EXERCISE —
Filter the records below and copy every line containing the word "name".
__________________________________________________
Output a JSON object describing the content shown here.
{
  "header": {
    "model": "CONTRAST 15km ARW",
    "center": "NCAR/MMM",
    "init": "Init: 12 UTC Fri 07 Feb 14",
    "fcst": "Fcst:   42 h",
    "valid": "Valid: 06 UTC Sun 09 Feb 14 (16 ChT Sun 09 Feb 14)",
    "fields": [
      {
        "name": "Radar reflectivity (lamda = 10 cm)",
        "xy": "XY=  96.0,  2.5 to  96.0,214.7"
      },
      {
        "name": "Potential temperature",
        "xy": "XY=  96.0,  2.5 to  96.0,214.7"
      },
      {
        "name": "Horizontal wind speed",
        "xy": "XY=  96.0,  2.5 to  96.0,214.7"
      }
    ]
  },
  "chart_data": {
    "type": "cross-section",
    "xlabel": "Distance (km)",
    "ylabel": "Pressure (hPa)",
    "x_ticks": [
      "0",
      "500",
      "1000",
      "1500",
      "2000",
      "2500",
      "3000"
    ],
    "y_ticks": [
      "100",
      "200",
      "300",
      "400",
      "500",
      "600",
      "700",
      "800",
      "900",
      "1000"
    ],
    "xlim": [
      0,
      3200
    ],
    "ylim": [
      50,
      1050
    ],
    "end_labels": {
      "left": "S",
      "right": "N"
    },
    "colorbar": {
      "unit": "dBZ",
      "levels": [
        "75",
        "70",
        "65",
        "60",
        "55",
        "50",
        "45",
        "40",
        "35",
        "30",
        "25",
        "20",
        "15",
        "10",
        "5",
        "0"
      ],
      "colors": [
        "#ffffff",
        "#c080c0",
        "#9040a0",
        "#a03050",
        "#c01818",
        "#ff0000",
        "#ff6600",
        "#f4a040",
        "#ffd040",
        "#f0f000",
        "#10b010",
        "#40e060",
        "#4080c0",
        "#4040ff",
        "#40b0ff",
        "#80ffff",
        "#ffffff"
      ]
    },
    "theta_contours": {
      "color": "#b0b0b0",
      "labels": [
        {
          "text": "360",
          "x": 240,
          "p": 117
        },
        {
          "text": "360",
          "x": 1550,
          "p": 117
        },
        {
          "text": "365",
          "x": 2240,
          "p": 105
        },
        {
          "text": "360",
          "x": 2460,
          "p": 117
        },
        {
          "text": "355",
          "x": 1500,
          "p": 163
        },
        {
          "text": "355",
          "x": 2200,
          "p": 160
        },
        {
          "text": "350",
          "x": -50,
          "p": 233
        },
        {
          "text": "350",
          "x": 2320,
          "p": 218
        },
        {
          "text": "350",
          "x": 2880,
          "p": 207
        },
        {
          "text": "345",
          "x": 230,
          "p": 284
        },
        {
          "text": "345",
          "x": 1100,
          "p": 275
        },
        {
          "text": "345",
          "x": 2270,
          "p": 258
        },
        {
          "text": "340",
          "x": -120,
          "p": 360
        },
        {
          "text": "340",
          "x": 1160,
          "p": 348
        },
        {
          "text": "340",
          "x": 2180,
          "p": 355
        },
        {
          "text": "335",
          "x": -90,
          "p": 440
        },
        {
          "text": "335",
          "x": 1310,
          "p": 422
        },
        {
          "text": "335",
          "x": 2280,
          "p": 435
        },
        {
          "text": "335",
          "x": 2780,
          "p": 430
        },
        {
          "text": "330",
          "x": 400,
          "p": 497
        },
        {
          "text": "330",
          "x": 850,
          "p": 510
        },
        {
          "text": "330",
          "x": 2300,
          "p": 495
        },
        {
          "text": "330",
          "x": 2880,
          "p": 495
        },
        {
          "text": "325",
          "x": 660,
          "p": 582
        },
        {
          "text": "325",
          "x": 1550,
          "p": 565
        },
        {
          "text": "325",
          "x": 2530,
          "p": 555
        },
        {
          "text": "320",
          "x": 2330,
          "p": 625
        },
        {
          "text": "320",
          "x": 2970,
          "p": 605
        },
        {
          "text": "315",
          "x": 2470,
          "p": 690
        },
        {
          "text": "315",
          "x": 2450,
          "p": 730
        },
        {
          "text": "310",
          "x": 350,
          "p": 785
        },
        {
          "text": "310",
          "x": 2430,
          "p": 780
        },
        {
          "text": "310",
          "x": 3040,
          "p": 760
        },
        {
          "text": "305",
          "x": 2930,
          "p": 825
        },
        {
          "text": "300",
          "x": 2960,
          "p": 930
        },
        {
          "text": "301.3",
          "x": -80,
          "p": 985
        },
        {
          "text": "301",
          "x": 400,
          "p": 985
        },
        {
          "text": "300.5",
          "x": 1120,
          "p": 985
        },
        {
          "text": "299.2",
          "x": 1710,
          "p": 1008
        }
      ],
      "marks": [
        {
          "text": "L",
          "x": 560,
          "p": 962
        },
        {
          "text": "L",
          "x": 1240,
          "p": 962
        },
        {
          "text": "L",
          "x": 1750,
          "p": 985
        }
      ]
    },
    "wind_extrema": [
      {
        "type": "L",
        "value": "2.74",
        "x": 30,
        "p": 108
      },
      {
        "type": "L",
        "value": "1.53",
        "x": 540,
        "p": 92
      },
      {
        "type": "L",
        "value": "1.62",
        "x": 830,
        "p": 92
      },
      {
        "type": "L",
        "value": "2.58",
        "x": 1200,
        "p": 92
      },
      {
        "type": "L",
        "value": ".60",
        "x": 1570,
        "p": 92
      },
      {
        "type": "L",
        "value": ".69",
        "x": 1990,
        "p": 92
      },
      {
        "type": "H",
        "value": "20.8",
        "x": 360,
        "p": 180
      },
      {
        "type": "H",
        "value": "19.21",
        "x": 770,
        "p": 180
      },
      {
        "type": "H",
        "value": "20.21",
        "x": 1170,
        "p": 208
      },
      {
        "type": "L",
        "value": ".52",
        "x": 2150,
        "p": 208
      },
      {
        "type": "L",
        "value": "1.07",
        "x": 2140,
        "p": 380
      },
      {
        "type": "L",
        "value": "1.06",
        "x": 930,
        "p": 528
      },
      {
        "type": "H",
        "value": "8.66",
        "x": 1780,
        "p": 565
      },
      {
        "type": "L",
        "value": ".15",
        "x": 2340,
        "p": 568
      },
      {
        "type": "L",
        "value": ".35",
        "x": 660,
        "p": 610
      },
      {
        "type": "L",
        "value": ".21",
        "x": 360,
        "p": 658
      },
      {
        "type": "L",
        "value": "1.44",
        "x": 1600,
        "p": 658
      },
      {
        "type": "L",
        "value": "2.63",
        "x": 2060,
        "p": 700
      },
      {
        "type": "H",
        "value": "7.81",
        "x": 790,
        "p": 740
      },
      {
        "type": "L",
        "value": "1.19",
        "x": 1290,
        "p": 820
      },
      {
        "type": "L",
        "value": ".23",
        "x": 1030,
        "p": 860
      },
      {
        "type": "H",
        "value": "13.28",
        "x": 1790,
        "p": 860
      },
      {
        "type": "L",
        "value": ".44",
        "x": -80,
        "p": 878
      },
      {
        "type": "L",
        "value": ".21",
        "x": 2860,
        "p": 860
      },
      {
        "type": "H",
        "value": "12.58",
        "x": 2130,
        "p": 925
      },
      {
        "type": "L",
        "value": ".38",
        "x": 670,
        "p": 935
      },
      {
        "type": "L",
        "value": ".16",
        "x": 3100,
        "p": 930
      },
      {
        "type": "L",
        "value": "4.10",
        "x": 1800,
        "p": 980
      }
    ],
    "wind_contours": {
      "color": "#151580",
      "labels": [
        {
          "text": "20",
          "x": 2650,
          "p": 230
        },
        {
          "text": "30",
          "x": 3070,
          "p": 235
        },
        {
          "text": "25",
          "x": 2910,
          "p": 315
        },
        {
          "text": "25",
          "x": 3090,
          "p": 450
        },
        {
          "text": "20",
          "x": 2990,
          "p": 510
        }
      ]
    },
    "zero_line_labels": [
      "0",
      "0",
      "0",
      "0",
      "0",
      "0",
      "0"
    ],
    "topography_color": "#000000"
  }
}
__________________________________________________
SOLUTION TO THE EXERCISE —
        "name": "Radar reflectivity (lamda = 10 cm)",
        "name": "Potential temperature",
        "name": "Horizontal wind speed",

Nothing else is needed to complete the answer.